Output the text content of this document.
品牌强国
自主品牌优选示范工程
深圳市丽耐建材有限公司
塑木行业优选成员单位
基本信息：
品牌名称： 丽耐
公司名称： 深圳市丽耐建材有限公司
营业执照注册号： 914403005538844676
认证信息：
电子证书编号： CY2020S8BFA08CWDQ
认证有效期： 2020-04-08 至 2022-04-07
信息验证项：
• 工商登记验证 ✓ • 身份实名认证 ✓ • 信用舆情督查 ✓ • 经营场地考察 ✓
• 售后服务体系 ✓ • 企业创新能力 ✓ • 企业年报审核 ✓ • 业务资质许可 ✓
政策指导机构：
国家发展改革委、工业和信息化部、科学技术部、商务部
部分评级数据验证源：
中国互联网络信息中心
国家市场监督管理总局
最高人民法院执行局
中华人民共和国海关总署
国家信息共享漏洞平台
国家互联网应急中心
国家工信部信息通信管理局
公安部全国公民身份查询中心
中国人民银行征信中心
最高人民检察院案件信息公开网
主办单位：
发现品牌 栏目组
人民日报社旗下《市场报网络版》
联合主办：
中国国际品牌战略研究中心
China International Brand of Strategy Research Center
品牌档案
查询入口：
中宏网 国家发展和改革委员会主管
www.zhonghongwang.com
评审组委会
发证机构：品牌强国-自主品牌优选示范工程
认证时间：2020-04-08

──────────

* TASK TO COMPLETE *
Word for word, restate all of the data shown above.

* SOLUTION FOR THIS TASK *
Output the text content of this document.
品牌强国
自主品牌优选示范工程
深圳市丽耐建材有限公司
塑木行业优选成员单位
基本信息：
品牌名称： 丽耐
公司名称： 深圳市丽耐建材有限公司
营业执照注册号： 914403005538844676
认证信息：
电子证书编号： CY2020S8BFA08CWDQ
认证有效期： 2020-04-08 至 2022-04-07
信息验证项：
• 工商登记验证 ✓ • 身份实名认证 ✓ • 信用舆情督查 ✓ • 经营场地考察 ✓
• 售后服务体系 ✓ • 企业创新能力 ✓ • 企业年报审核 ✓ • 业务资质许可 ✓
政策指导机构：
国家发展改革委、工业和信息化部、科学技术部、商务部
部分评级数据验证源：
中国互联网络信息中心
国家市场监督管理总局
最高人民法院执行局
中华人民共和国海关总署
国家信息共享漏洞平台
国家互联网应急中心
国家工信部信息通信管理局
公安部全国公民身份查询中心
中国人民银行征信中心
最高人民检察院案件信息公开网
主办单位：
发现品牌 栏目组
人民日报社旗下《市场报网络版》
联合主办：
中国国际品牌战略研究中心
China International Brand of Strategy Research Center
品牌档案
查询入口：
中宏网 国家发展和改革委员会主管
www.zhonghongwang.com
评审组委会
发证机构：品牌强国-自主品牌优选示范工程
认证时间：2020-04-08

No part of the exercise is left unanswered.